What you are asked to do =
Rewrite the lines below as a numbered list, skipping any blank lines and leaving out the pictures.

Data supplied =
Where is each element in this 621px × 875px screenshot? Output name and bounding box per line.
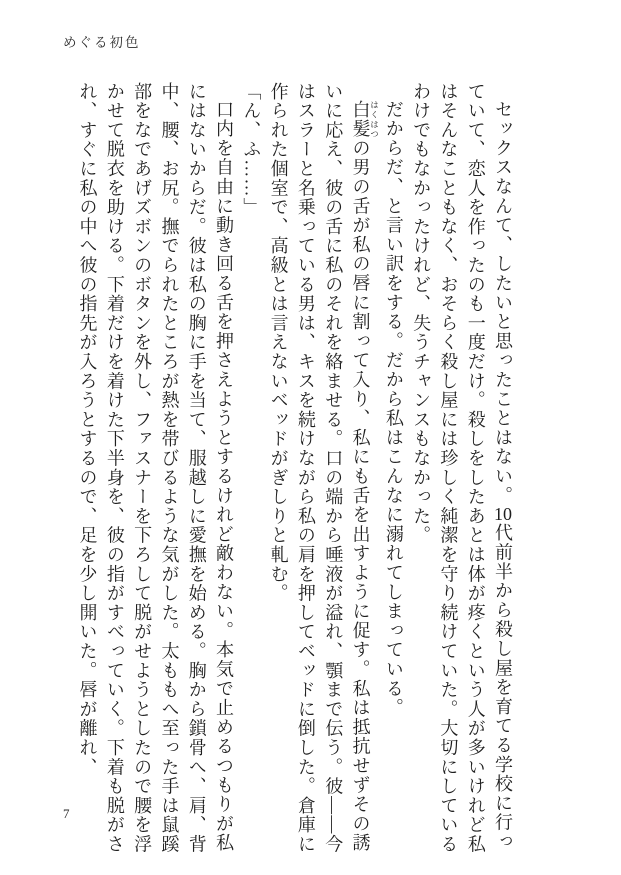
paragraph: だからだ、と言い訳をする。だから私はこんなに溺れてしまっている。 [383, 100, 404, 718]
tate-chu-yoko-number: 10 [494, 505, 512, 524]
paragraph: 口内を自由に動き回る舌を押さえようとするけれど敵わない。本気で止めるつもりが私にはないからだ。彼は私の胸に手を当て、服越しに愛撫を始める。胸から鎖骨へ、肩、背中、腰、お尻。撫でられたところが熱を帯びるような気がした。太ももへ至った手は鼠蹊部をなであげズボンのボタンを外し、ファスナーを下ろして脱がせようとしたので腰を浮かせて脱衣を助ける。下着だけを着けた下半身を、彼の指がすべっていく。下着も脱がされ、すぐに私の中へ彼の指先が入ろうとするので、足を少し開いた。唇が離れ、 [78, 82, 235, 854]
body-text [78, 82, 516, 854]
page-number: 7 [63, 806, 70, 821]
paragraph: 「ん、ふ……」 [241, 82, 262, 218]
paragraph: 白髪 はくはつの男の舌が私の唇に割って入り、私にも舌を出すように促す。私は抵抗せずその誘いに応え、彼の舌に私のそれを絡ませる。口の端から唾液が溢れ、顎まで伝う。彼――今はスラーと名乗っている男は、キスを続けながら私の肩を押してベッドに倒した。倉庫に作られた個室で、高級とは言えないベッドがぎしりと軋む。 [268, 82, 380, 854]
ruby-annotated-word: 白髪 はくはつ [350, 100, 380, 139]
running-header: めぐる初色 [63, 35, 141, 50]
paragraph: セックスなんて、したいと思ったことはない。10代前半から殺し屋を育てる学校に行っていて、恋人を作ったのも一度だけ。殺しをしたあとは体が疼くという人が多いけれど私はそんなこともなく、おそらく殺し屋には珍しく純潔を守り続けていた。大切にしているわけでもなかったけれど、失うチャンスもなかった。 [411, 82, 513, 854]
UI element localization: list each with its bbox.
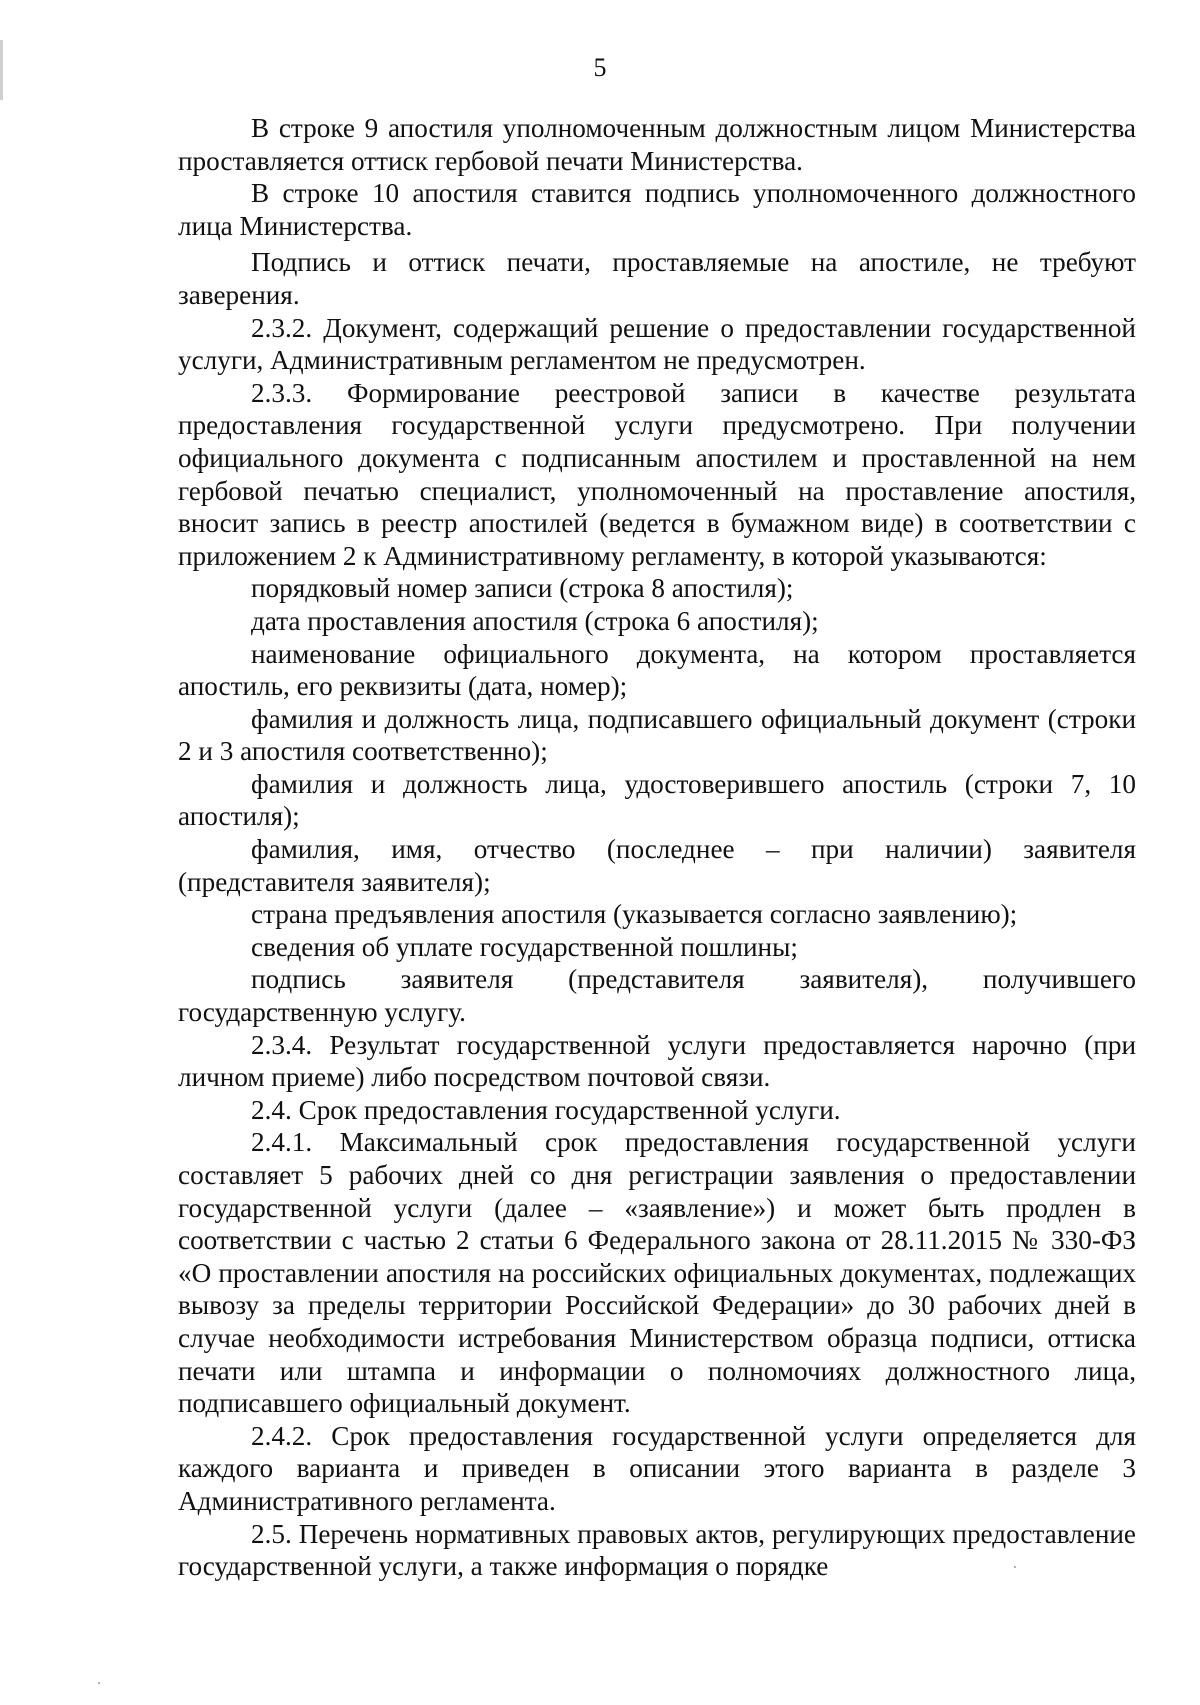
paragraph: 2.4.2. Срок предоставления государственной услуги определяется для каждого варианта и приведен в описании этого варианта в разделе 3 Административного регламента. xyxy=(178,1420,1136,1516)
list-item: сведения об уплате государственной пошлины; xyxy=(251,931,798,962)
list-item: страна предъявления апостиля (указывается согласно заявлению); xyxy=(251,899,1018,930)
page-number: 5 xyxy=(593,53,607,82)
list-item: порядковый номер записи (строка 8 апостиля); xyxy=(251,573,794,604)
paragraph: Подпись и оттиск печати, проставляемые на апостиле, не требуют заверения. xyxy=(178,247,1136,310)
paragraph: 2.5. Перечень нормативных правовых актов, регулирующих предоставление государственной услуги, а также информация о порядке xyxy=(178,1518,1136,1582)
section-heading: 2.4. Срок предоставления государственной услуги. xyxy=(251,1094,841,1125)
list-item: фамилия и должность лица, удостоверившего апостиль (строки 7, 10 апостиля); xyxy=(178,768,1136,832)
paragraph: 2.3.4. Результат государственной услуги предоставляется нарочно (при личном приеме) либо посредством почтовой связи. xyxy=(178,1029,1136,1093)
scan-speck xyxy=(98,1682,100,1684)
list-item: фамилия, имя, отчество (последнее – при наличии) заявителя (представителя заявителя); xyxy=(178,834,1136,897)
paragraph: 2.3.2. Документ, содержащий решение о предоставлении государственной услуги, Административным регламентом не предусмотрен. xyxy=(178,312,1136,376)
document-body xyxy=(178,112,1136,1583)
list-item: дата проставления апостиля (строка 6 апостиля); xyxy=(251,605,819,636)
paragraph: 2.3.3. Формирование реестровой записи в качестве результата предоставления государственной услуги предусмотрено. При получении официального документа с подписанным апостилем и проставленной на нем гербовой печатью специалист, уполномоченный на проставление апостиля, вносит запись в реестр апостилей (ведется в бумажном виде) в соответствии с приложением 2 к Административному регламенту, в которой указываются: xyxy=(178,377,1136,571)
list-item: подпись заявителя (представителя заявителя), получившего государственную услугу. xyxy=(178,964,1136,1028)
list-item: фамилия и должность лица, подписавшего официальный документ (строки 2 и 3 апостиля соответственно); xyxy=(178,703,1136,767)
paragraph: 2.4.1. Максимальный срок предоставления государственной услуги составляет 5 рабочих дней со дня регистрации заявления о предоставлении государственной услуги (далее – «заявление») и может быть продлен в соответствии с частью 2 статьи 6 Федерального закона от 28.11.2015 № 330-ФЗ «О проставлении апостиля на российских официальных документах, подлежащих вывозу за пределы территории Российской Федерации» до 30 рабочих дней в случае необходимости истребования Министерством образца подписи, оттиска печати или штампа и информации о полномочиях должностного лица, подписавшего официальный документ. xyxy=(178,1127,1136,1419)
paragraph: В строке 10 апостиля ставится подпись уполномоченного должностного лица Министерства. xyxy=(178,178,1136,241)
list-item: наименование официального документа, на котором проставляется апостиль, его реквизиты (дата, номер); xyxy=(178,638,1136,702)
paragraph: В строке 9 апостиля уполномоченным должностным лицом Министерства проставляется оттиск гербовой печати Министерства. xyxy=(178,113,1136,176)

Exercise output =
1. Where is each element in this 621px × 875px screenshot? Output name and bounding box per line.
2. paragraph: だからだ、と言い訳をする。だから私はこんなに溺れてしまっている。 [383, 100, 404, 718]
3. tate-chu-yoko-number: 10 [494, 505, 512, 524]
4. paragraph: 口内を自由に動き回る舌を押さえようとするけれど敵わない。本気で止めるつもりが私にはないからだ。彼は私の胸に手を当て、服越しに愛撫を始める。胸から鎖骨へ、肩、背中、腰、お尻。撫でられたところが熱を帯びるような気がした。太ももへ至った手は鼠蹊部をなであげズボンのボタンを外し、ファスナーを下ろして脱がせようとしたので腰を浮かせて脱衣を助ける。下着だけを着けた下半身を、彼の指がすべっていく。下着も脱がされ、すぐに私の中へ彼の指先が入ろうとするので、足を少し開いた。唇が離れ、 [78, 82, 235, 854]
5. body-text [78, 82, 516, 854]
6. page-number: 7 [63, 806, 70, 821]
7. paragraph: 「ん、ふ……」 [241, 82, 262, 218]
8. paragraph: 白髪 はくはつの男の舌が私の唇に割って入り、私にも舌を出すように促す。私は抵抗せずその誘いに応え、彼の舌に私のそれを絡ませる。口の端から唾液が溢れ、顎まで伝う。彼――今はスラーと名乗っている男は、キスを続けながら私の肩を押してベッドに倒した。倉庫に作られた個室で、高級とは言えないベッドがぎしりと軋む。 [268, 82, 380, 854]
9. ruby-annotated-word: 白髪 はくはつ [350, 100, 380, 139]
10. running-header: めぐる初色 [63, 35, 141, 50]
11. paragraph: セックスなんて、したいと思ったことはない。10代前半から殺し屋を育てる学校に行っていて、恋人を作ったのも一度だけ。殺しをしたあとは体が疼くという人が多いけれど私はそんなこともなく、おそらく殺し屋には珍しく純潔を守り続けていた。大切にしているわけでもなかったけれど、失うチャンスもなかった。 [411, 82, 513, 854]
12. UI element localization: list each with its bbox.
13. paragraph: 2.4.2. Срок предоставления государственной услуги определяется для каждого варианта и приведен в описании этого варианта в разделе 3 Административного регламента. xyxy=(178,1420,1136,1516)
14. list-item: сведения об уплате государственной пошлины; xyxy=(251,931,798,962)
15. list-item: страна предъявления апостиля (указывается согласно заявлению); xyxy=(251,899,1018,930)
16. page-number: 5 xyxy=(593,53,607,82)
17. list-item: порядковый номер записи (строка 8 апостиля); xyxy=(251,573,794,604)
18. paragraph: Подпись и оттиск печати, проставляемые на апостиле, не требуют заверения. xyxy=(178,247,1136,310)
19. paragraph: 2.5. Перечень нормативных правовых актов, регулирующих предоставление государственной услуги, а также информация о порядке xyxy=(178,1518,1136,1582)
20. section-heading: 2.4. Срок предоставления государственной услуги. xyxy=(251,1094,841,1125)
21. list-item: фамилия и должность лица, удостоверившего апостиль (строки 7, 10 апостиля); xyxy=(178,768,1136,832)
22. paragraph: 2.3.4. Результат государственной услуги предоставляется нарочно (при личном приеме) либо посредством почтовой связи. xyxy=(178,1029,1136,1093)
23. scan-speck xyxy=(98,1682,100,1684)
24. list-item: фамилия, имя, отчество (последнее – при наличии) заявителя (представителя заявителя); xyxy=(178,834,1136,897)
25. paragraph: 2.3.2. Документ, содержащий решение о предоставлении государственной услуги, Административным регламентом не предусмотрен. xyxy=(178,312,1136,376)
26. document-body xyxy=(178,112,1136,1583)
27. list-item: дата проставления апостиля (строка 6 апостиля); xyxy=(251,605,819,636)
28. paragraph: 2.3.3. Формирование реестровой записи в качестве результата предоставления государственной услуги предусмотрено. При получении официального документа с подписанным апостилем и проставленной на нем гербовой печатью специалист, уполномоченный на проставление апостиля, вносит запись в реестр апостилей (ведется в бумажном виде) в соответствии с приложением 2 к Административному регламенту, в которой указываются: xyxy=(178,377,1136,571)
29. list-item: подпись заявителя (представителя заявителя), получившего государственную услугу. xyxy=(178,964,1136,1028)
30. list-item: фамилия и должность лица, подписавшего официальный документ (строки 2 и 3 апостиля соответственно); xyxy=(178,703,1136,767)
31. paragraph: 2.4.1. Максимальный срок предоставления государственной услуги составляет 5 рабочих дней со дня регистрации заявления о предоставлении государственной услуги (далее – «заявление») и может быть продлен в соответствии с частью 2 статьи 6 Федерального закона от 28.11.2015 № 330-ФЗ «О проставлении апостиля на российских официальных документах, подлежащих вывозу за пределы территории Российской Федерации» до 30 рабочих дней в случае необходимости истребования Министерством образца подписи, оттиска печати или штампа и информации о полномочиях должностного лица, подписавшего официальный документ. xyxy=(178,1127,1136,1419)
32. paragraph: В строке 10 апостиля ставится подпись уполномоченного должностного лица Министерства. xyxy=(178,178,1136,241)
33. list-item: наименование официального документа, на котором проставляется апостиль, его реквизиты (дата, номер); xyxy=(178,638,1136,702)
34. paragraph: В строке 9 апостиля уполномоченным должностным лицом Министерства проставляется оттиск гербовой печати Министерства. xyxy=(178,113,1136,176)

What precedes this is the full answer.